--- begin Records to use ---

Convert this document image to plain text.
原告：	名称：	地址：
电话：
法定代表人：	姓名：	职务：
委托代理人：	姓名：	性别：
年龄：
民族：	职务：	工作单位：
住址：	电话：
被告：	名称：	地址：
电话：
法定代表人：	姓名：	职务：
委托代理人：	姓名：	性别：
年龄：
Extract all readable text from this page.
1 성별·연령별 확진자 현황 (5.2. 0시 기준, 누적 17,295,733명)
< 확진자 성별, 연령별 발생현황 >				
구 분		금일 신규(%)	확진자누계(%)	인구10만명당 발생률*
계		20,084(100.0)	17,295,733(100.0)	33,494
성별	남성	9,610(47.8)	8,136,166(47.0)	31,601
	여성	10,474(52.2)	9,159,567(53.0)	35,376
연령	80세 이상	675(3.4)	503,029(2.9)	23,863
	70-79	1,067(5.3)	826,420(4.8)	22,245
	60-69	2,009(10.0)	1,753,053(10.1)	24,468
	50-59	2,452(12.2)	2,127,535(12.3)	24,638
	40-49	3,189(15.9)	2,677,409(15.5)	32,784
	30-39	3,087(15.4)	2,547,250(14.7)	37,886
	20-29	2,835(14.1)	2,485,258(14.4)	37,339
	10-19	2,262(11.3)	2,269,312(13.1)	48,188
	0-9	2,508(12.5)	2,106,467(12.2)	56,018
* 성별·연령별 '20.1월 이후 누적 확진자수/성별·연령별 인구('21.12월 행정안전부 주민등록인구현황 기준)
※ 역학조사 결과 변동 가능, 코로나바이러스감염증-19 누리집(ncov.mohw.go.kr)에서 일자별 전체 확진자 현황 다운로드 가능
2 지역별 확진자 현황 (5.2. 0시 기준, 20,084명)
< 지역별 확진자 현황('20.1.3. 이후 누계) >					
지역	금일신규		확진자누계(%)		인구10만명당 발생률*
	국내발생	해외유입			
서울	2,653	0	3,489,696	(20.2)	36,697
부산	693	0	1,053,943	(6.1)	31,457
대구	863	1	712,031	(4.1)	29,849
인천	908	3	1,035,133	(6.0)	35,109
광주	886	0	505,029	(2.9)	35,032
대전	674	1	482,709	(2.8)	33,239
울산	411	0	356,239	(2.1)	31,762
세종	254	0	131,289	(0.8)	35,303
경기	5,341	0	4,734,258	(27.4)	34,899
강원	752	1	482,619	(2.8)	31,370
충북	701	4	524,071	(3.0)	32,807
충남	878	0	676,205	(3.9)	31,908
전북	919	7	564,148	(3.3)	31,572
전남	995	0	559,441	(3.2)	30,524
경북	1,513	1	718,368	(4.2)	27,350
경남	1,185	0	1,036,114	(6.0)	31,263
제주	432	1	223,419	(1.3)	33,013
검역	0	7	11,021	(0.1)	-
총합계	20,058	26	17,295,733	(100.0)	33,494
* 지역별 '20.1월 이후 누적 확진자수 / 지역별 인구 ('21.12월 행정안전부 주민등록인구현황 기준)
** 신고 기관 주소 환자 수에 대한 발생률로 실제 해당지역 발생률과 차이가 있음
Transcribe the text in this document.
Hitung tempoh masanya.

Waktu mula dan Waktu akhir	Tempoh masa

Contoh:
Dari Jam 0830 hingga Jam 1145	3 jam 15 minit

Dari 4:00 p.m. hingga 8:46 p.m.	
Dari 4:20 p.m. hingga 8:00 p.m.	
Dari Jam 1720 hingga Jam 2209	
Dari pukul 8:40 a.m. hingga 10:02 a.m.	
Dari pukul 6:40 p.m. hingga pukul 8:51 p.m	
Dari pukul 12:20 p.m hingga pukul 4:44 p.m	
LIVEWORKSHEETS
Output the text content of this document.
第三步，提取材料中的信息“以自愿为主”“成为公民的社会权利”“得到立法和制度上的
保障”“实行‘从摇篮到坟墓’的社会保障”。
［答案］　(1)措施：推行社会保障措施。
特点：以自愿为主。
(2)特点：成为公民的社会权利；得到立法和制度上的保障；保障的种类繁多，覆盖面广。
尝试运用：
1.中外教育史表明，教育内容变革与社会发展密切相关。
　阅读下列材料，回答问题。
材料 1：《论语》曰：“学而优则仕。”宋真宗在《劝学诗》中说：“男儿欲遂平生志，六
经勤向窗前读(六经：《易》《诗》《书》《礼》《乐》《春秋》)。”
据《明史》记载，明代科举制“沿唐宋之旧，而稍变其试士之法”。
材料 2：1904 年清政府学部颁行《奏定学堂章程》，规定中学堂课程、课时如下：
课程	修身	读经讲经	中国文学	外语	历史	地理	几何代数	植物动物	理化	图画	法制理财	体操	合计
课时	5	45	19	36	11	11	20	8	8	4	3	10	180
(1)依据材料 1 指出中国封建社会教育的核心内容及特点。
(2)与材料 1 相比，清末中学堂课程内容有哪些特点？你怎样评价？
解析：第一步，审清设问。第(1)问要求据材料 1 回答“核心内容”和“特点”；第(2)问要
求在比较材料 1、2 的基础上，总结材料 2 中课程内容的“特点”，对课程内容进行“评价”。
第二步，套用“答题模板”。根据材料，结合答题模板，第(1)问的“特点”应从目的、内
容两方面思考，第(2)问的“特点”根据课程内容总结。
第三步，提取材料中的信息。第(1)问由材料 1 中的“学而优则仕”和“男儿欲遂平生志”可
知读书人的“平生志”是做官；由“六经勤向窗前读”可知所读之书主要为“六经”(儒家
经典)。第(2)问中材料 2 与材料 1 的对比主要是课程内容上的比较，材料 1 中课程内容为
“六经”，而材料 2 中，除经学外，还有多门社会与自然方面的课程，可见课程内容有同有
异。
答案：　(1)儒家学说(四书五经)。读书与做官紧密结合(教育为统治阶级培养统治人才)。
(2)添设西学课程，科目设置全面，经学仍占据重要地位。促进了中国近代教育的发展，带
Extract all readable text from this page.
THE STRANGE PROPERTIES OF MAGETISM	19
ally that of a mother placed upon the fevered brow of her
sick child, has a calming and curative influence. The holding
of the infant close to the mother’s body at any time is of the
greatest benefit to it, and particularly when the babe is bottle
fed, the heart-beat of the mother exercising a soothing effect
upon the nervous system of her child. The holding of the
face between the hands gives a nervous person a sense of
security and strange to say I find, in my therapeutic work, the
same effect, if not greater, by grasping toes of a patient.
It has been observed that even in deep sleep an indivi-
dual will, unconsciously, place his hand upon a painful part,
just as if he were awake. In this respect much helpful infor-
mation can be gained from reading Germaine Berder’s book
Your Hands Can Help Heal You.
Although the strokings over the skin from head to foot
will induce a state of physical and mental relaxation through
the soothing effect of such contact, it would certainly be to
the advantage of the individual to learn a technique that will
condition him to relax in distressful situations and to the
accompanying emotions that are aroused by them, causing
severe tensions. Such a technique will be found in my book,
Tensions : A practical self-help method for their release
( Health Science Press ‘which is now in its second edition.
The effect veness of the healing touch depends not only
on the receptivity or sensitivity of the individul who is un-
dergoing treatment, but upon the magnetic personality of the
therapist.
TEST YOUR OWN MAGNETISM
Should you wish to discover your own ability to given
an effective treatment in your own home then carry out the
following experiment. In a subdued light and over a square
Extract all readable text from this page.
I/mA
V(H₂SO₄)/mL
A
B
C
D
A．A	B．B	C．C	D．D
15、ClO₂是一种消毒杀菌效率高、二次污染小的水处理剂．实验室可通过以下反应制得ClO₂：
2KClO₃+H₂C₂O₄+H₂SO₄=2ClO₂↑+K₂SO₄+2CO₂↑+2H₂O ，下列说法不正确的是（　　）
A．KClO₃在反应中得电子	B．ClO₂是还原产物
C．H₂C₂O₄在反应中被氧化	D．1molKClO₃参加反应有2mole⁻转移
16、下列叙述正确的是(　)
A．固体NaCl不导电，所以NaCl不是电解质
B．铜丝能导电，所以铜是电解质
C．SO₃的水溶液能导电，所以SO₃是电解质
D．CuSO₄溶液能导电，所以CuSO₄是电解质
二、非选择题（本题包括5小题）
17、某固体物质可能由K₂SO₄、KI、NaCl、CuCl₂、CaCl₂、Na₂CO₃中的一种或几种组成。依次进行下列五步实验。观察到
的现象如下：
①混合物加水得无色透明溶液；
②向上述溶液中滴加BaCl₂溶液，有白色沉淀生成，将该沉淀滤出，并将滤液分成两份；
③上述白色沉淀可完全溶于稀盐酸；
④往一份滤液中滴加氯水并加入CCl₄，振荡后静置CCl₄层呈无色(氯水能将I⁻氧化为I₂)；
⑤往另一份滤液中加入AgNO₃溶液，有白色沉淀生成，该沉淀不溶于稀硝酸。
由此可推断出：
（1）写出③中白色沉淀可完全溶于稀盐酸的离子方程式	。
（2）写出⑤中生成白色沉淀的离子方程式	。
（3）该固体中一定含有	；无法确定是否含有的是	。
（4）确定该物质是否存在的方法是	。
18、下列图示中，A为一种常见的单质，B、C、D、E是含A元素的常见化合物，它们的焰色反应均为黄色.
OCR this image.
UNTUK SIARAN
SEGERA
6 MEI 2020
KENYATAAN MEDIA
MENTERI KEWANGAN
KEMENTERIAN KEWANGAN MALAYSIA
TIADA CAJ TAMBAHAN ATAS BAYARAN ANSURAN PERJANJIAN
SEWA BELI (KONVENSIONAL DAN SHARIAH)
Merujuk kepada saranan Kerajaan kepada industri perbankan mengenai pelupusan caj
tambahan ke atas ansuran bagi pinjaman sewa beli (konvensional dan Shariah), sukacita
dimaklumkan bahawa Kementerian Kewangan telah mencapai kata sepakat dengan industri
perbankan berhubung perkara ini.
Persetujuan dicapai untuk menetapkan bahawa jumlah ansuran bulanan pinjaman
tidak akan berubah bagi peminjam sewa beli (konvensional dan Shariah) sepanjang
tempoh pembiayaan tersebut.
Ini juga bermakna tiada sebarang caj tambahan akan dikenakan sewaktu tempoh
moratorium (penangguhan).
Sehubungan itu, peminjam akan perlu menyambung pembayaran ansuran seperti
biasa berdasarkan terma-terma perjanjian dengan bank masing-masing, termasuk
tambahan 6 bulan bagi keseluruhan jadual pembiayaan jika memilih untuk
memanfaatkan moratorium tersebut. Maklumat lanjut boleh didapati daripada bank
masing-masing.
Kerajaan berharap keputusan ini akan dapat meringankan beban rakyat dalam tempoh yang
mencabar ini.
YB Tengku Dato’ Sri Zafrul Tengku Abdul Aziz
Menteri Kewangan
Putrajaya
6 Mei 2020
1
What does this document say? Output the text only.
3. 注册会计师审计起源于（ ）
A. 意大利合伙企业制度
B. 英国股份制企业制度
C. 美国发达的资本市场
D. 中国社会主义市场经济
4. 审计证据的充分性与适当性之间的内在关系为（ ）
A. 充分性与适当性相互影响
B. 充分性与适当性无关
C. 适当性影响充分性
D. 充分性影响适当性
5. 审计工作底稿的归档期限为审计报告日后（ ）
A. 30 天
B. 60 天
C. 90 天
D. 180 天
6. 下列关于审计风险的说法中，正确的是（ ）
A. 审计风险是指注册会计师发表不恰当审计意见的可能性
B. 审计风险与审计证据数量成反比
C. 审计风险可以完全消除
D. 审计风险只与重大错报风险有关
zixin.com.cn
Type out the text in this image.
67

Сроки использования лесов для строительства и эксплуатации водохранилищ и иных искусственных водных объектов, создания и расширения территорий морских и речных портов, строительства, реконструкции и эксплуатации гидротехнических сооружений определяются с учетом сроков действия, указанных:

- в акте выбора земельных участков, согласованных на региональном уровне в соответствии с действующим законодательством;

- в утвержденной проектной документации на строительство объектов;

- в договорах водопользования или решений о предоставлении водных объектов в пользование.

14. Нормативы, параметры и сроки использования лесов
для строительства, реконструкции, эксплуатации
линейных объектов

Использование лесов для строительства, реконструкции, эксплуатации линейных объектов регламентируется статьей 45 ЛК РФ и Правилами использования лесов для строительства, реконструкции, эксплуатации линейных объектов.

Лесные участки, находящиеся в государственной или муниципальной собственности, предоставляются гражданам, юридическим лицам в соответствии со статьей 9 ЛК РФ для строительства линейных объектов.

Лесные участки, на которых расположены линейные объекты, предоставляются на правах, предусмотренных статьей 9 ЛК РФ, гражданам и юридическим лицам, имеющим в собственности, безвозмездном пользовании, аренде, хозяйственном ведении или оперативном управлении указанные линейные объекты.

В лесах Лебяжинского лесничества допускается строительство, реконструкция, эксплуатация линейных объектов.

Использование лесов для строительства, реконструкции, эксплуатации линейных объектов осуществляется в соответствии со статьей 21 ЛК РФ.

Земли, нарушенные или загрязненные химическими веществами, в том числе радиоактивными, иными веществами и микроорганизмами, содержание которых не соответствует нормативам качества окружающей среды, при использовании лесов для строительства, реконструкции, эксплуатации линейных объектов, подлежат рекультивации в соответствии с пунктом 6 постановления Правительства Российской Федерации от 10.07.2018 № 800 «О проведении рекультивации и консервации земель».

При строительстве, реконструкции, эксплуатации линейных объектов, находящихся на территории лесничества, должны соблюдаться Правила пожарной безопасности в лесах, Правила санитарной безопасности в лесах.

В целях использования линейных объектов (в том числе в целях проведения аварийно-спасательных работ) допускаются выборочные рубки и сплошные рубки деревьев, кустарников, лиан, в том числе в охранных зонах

--- end Records to use ---

### Your objective
Identify the lines that contain the string "H₂SO₄", and copy every one of them.

### Solution to the exercise
V(H₂SO₄)/mL
2KClO₃+H₂C₂O₄+H₂SO₄=2ClO₂↑+K₂SO₄+2CO₂↑+2H₂O ，下列说法不正确的是（　　）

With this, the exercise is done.